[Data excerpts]
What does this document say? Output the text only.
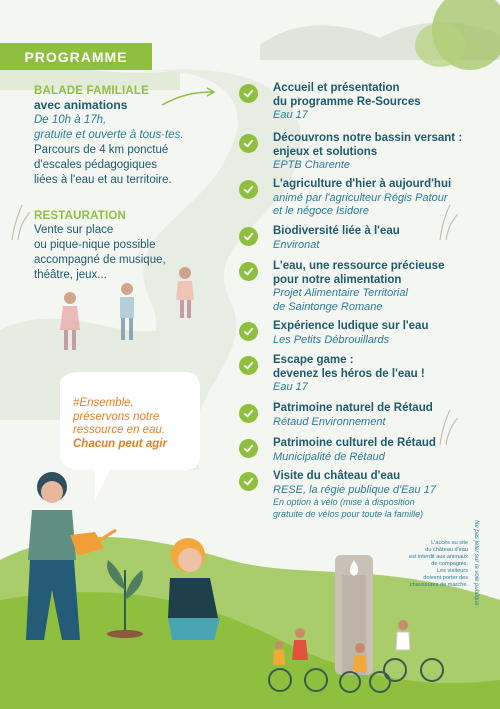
PROGRAMME
BALADE FAMILIALE
avec animations
De 10h à 17h,
gratuite et ouverte à tous·tes.
Parcours de 4 km ponctué
d'escales pédagogiques
liées à l'eau et au territoire.
RESTAURATION
Vente sur place
ou pique-nique possible
accompagné de musique,
théâtre, jeux...
Accueil et présentation
du programme Re-Sources
Eau 17
Découvrons notre bassin versant :
enjeux et solutions
EPTB Charente
L'agriculture d'hier à aujourd'hui
animé par l'agriculteur Régis Patour
et le négoce Isidore
Biodiversité liée à l'eau
Environat
L'eau, une ressource précieuse
pour notre alimentation
Projet Alimentaire Territorial
de Saintonge Romane
Expérience ludique sur l'eau
Les Petits Débrouillards
Escape game :
devenez les héros de l'eau !
Eau 17
Patrimoine naturel de Rétaud
Rétaud Environnement
Patrimoine culturel de Rétaud
Municipalité de Rétaud
Visite du château d'eau
RESE, la régie publique d'Eau 17
En option à vélo (mise à disposition
gratuite de vélos pour toute la famille)
#Ensemble,
préservons notre
ressource en eau.
Chacun peut agir
L'accès au site
du château d'eau
est interdit aux animaux
de compagnie.
Les visiteurs
doivent porter des
chaussures de marche. Ne pas jeter sur la voie publique
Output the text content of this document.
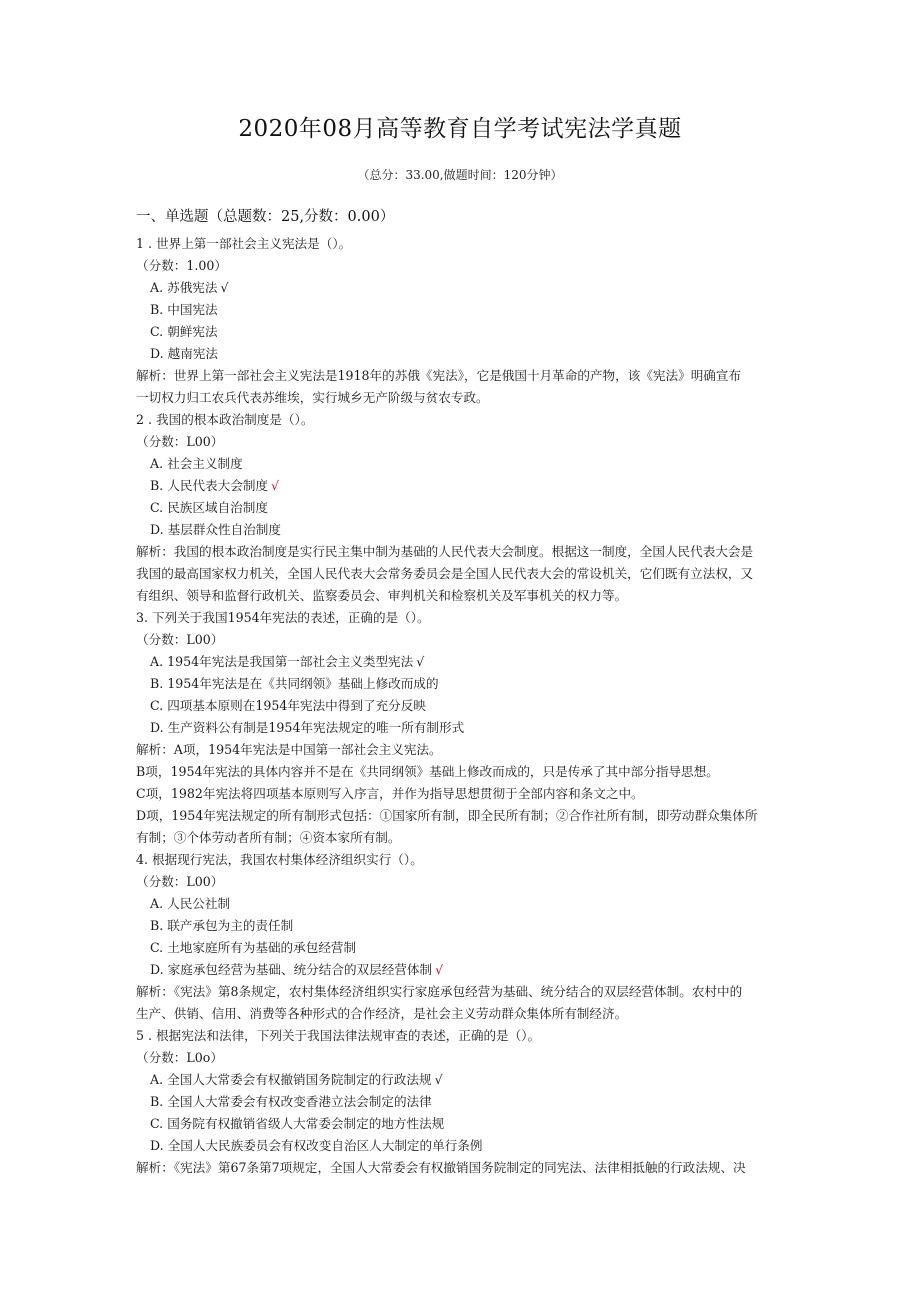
2020年08月高等教育自学考试宪法学真题
（总分：33.00,做题时间：120分钟）
一、单选题（总题数：25,分数：0.00）
1 . 世界上第一部社会主义宪法是（）。
（分数：1.00）
A. 苏俄宪法 √
B. 中国宪法
C. 朝鲜宪法
D. 越南宪法
解析：世界上第一部社会主义宪法是1918年的苏俄《宪法》，它是俄国十月革命的产物，该《宪法》明确宣布
一切权力归工农兵代表苏维埃，实行城乡无产阶级与贫农专政。
2 . 我国的根本政治制度是（）。
（分数：L00）
A. 社会主义制度
B. 人民代表大会制度 √
C. 民族区域自治制度
D. 基层群众性自治制度
解析：我国的根本政治制度是实行民主集中制为基础的人民代表大会制度。根据这一制度，全国人民代表大会是
我国的最高国家权力机关，全国人民代表大会常务委员会是全国人民代表大会的常设机关，它们既有立法权，又
有组织、领导和监督行政机关、监察委员会、审判机关和检察机关及军事机关的权力等。
3. 下列关于我国1954年宪法的表述，正确的是（）。
（分数：L00）
A. 1954年宪法是我国第一部社会主义类型宪法 √
B. 1954年宪法是在《共同纲领》基础上修改而成的
C. 四项基本原则在1954年宪法中得到了充分反映
D. 生产资料公有制是1954年宪法规定的唯一所有制形式
解析：A项，1954年宪法是中国第一部社会主义宪法。
B项，1954年宪法的具体内容并不是在《共同纲领》基础上修改而成的，只是传承了其中部分指导思想。
C项，1982年宪法将四项基本原则写入序言，并作为指导思想贯彻于全部内容和条文之中。
D项，1954年宪法规定的所有制形式包括：①国家所有制，即全民所有制；②合作社所有制，即劳动群众集体所
有制；③个体劳动者所有制；④资本家所有制。
4. 根据现行宪法，我国农村集体经济组织实行（）。
（分数：L00）
A. 人民公社制
B. 联产承包为主的责任制
C. 土地家庭所有为基础的承包经营制
D. 家庭承包经营为基础、统分结合的双层经营体制 √
解析：《宪法》第8条规定，农村集体经济组织实行家庭承包经营为基础、统分结合的双层经营体制。农村中的
生产、供销、信用、消费等各种形式的合作经济，是社会主义劳动群众集体所有制经济。
5 . 根据宪法和法律，下列关于我国法律法规审查的表述，正确的是（）。
（分数：L0o）
A. 全国人大常委会有权撤销国务院制定的行政法规 √
B. 全国人大常委会有权改变香港立法会制定的法律
C. 国务院有权撤销省级人大常委会制定的地方性法规
D. 全国人大民族委员会有权改变自治区人大制定的单行条例
解析：《宪法》第67条第7项规定，全国人大常委会有权撤销国务院制定的同宪法、法律相抵触的行政法规、决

Exercise task: Each line of the material that holds the string "publique" counts once; give the total alone.

Result of the task: 2